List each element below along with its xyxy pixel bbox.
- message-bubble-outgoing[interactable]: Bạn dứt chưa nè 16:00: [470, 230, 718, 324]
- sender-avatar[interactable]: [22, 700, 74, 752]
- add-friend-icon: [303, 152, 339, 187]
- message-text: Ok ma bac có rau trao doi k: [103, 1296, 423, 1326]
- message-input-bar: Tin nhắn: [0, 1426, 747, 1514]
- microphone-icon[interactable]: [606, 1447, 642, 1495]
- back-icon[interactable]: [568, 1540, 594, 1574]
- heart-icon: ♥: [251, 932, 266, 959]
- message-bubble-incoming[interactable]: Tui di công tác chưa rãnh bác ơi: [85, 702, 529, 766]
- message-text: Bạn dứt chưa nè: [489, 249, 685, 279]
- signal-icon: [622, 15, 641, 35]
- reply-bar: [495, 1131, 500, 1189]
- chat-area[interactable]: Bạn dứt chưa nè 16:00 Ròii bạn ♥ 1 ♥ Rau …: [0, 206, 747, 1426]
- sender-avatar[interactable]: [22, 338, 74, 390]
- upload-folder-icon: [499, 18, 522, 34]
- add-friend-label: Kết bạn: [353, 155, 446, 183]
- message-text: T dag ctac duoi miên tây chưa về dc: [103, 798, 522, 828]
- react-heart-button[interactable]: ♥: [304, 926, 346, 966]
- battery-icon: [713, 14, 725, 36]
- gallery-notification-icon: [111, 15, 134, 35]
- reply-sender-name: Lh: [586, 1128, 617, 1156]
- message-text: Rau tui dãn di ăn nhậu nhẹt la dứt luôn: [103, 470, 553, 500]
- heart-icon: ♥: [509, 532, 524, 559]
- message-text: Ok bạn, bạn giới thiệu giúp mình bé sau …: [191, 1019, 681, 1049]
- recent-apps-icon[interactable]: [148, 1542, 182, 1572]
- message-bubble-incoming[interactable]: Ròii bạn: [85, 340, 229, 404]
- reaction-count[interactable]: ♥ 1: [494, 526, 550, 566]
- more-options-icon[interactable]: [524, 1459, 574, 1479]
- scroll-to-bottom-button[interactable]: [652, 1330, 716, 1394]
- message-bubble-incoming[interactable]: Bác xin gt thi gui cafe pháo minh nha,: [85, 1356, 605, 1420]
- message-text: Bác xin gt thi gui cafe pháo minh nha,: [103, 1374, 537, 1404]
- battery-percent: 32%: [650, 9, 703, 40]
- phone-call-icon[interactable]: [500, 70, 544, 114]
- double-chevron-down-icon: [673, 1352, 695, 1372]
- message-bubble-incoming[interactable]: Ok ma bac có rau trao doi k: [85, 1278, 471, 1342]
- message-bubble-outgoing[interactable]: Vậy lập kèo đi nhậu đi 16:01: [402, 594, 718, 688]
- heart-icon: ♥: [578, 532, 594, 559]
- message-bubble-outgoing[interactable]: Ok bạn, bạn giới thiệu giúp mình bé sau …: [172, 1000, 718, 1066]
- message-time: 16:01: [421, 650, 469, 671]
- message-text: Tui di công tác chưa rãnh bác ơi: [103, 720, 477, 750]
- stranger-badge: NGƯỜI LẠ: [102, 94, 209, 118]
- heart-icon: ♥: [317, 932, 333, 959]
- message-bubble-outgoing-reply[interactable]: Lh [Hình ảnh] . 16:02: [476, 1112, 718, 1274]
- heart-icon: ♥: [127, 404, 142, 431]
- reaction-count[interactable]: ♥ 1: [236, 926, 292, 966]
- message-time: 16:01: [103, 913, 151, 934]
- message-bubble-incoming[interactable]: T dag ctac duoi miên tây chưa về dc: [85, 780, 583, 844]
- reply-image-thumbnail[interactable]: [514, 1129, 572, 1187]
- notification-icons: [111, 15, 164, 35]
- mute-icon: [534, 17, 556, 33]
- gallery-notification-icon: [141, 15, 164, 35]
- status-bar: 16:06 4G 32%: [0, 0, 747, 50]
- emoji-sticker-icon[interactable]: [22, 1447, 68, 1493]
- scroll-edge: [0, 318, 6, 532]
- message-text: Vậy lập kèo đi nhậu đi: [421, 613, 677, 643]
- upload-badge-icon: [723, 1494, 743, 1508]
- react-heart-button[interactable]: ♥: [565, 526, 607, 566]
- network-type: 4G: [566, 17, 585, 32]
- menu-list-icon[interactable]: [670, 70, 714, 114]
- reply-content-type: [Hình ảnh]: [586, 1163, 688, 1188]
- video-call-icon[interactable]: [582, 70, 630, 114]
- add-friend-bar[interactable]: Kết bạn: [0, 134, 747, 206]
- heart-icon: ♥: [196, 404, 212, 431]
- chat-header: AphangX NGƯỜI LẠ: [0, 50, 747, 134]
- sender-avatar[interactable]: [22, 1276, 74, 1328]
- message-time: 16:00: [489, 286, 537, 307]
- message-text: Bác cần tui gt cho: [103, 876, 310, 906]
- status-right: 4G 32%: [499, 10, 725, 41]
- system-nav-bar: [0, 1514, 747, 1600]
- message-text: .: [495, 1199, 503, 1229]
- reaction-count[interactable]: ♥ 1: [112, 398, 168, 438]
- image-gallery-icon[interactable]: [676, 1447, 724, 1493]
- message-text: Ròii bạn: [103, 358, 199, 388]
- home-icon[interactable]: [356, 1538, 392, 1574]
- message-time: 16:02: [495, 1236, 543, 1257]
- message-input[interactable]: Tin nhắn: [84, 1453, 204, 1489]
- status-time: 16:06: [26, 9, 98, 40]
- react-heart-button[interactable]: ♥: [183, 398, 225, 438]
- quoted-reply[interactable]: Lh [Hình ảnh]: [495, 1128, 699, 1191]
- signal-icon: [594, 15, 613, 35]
━━━━━━━━
◆ Requirements ◆
Please copy every one of the lines above without changing anything.

◆ Task solution ◆
List each element below along with its xyxy pixel bbox.
- message-bubble-outgoing[interactable]: Bạn dứt chưa nè 16:00: [470, 230, 718, 324]
- sender-avatar[interactable]: [22, 700, 74, 752]
- add-friend-icon: [303, 152, 339, 187]
- message-text: Ok ma bac có rau trao doi k: [103, 1296, 423, 1326]
- message-input-bar: Tin nhắn: [0, 1426, 747, 1514]
- microphone-icon[interactable]: [606, 1447, 642, 1495]
- back-icon[interactable]: [568, 1540, 594, 1574]
- heart-icon: ♥: [251, 932, 266, 959]
- message-bubble-incoming[interactable]: Tui di công tác chưa rãnh bác ơi: [85, 702, 529, 766]
- message-text: Bạn dứt chưa nè: [489, 249, 685, 279]
- signal-icon: [622, 15, 641, 35]
- reply-bar: [495, 1131, 500, 1189]
- chat-area[interactable]: Bạn dứt chưa nè 16:00 Ròii bạn ♥ 1 ♥ Rau …: [0, 206, 747, 1426]
- sender-avatar[interactable]: [22, 338, 74, 390]
- upload-folder-icon: [499, 18, 522, 34]
- add-friend-label: Kết bạn: [353, 155, 446, 183]
- message-text: T dag ctac duoi miên tây chưa về dc: [103, 798, 522, 828]
- react-heart-button[interactable]: ♥: [304, 926, 346, 966]
- battery-icon: [713, 14, 725, 36]
- gallery-notification-icon: [111, 15, 134, 35]
- reply-sender-name: Lh: [586, 1128, 617, 1156]
- message-text: Rau tui dãn di ăn nhậu nhẹt la dứt luôn: [103, 470, 553, 500]
- heart-icon: ♥: [509, 532, 524, 559]
- message-text: Ok bạn, bạn giới thiệu giúp mình bé sau …: [191, 1019, 681, 1049]
- recent-apps-icon[interactable]: [148, 1542, 182, 1572]
- message-bubble-incoming[interactable]: Ròii bạn: [85, 340, 229, 404]
- reaction-count[interactable]: ♥ 1: [494, 526, 550, 566]
- more-options-icon[interactable]: [524, 1459, 574, 1479]
- scroll-to-bottom-button[interactable]: [652, 1330, 716, 1394]
- message-bubble-incoming[interactable]: Bác xin gt thi gui cafe pháo minh nha,: [85, 1356, 605, 1420]
- message-text: Bác xin gt thi gui cafe pháo minh nha,: [103, 1374, 537, 1404]
- battery-percent: 32%: [650, 9, 703, 40]
- phone-call-icon[interactable]: [500, 70, 544, 114]
- double-chevron-down-icon: [673, 1352, 695, 1372]
- message-bubble-incoming[interactable]: Ok ma bac có rau trao doi k: [85, 1278, 471, 1342]
- message-bubble-outgoing[interactable]: Vậy lập kèo đi nhậu đi 16:01: [402, 594, 718, 688]
- heart-icon: ♥: [578, 532, 594, 559]
- message-bubble-outgoing[interactable]: Ok bạn, bạn giới thiệu giúp mình bé sau …: [172, 1000, 718, 1066]
- message-time: 16:01: [421, 650, 469, 671]
- message-text: Tui di công tác chưa rãnh bác ơi: [103, 720, 477, 750]
- stranger-badge: NGƯỜI LẠ: [102, 94, 209, 118]
- heart-icon: ♥: [317, 932, 333, 959]
- message-bubble-outgoing-reply[interactable]: Lh [Hình ảnh] . 16:02: [476, 1112, 718, 1274]
- heart-icon: ♥: [127, 404, 142, 431]
- reaction-count[interactable]: ♥ 1: [236, 926, 292, 966]
- message-time: 16:01: [103, 913, 151, 934]
- message-bubble-incoming[interactable]: T dag ctac duoi miên tây chưa về dc: [85, 780, 583, 844]
- reply-image-thumbnail[interactable]: [514, 1129, 572, 1187]
- notification-icons: [111, 15, 164, 35]
- mute-icon: [534, 17, 556, 33]
- gallery-notification-icon: [141, 15, 164, 35]
- status-bar: 16:06 4G 32%: [0, 0, 747, 50]
- emoji-sticker-icon[interactable]: [22, 1447, 68, 1493]
- scroll-edge: [0, 318, 6, 532]
- message-text: Vậy lập kèo đi nhậu đi: [421, 613, 677, 643]
- upload-badge-icon: [723, 1494, 743, 1508]
- react-heart-button[interactable]: ♥: [565, 526, 607, 566]
- network-type: 4G: [566, 17, 585, 32]
- menu-list-icon[interactable]: [670, 70, 714, 114]
- reply-content-type: [Hình ảnh]: [586, 1163, 688, 1188]
- video-call-icon[interactable]: [582, 70, 630, 114]
- add-friend-bar[interactable]: Kết bạn: [0, 134, 747, 206]
- heart-icon: ♥: [196, 404, 212, 431]
- chat-header: AphangX NGƯỜI LẠ: [0, 50, 747, 134]
- sender-avatar[interactable]: [22, 1276, 74, 1328]
- message-time: 16:00: [489, 286, 537, 307]
- message-text: Bác cần tui gt cho: [103, 876, 310, 906]
- status-right: 4G 32%: [499, 10, 725, 41]
- system-nav-bar: [0, 1514, 747, 1600]
- message-text: .: [495, 1199, 503, 1229]
- reaction-count[interactable]: ♥ 1: [112, 398, 168, 438]
- image-gallery-icon[interactable]: [676, 1447, 724, 1493]
- message-text: Ròii bạn: [103, 358, 199, 388]
- home-icon[interactable]: [356, 1538, 392, 1574]
- message-time: 16:02: [495, 1236, 543, 1257]
- message-input[interactable]: Tin nhắn: [84, 1453, 204, 1489]
- status-time: 16:06: [26, 9, 98, 40]
- react-heart-button[interactable]: ♥: [183, 398, 225, 438]
- quoted-reply[interactable]: Lh [Hình ảnh]: [495, 1128, 699, 1191]
- signal-icon: [594, 15, 613, 35]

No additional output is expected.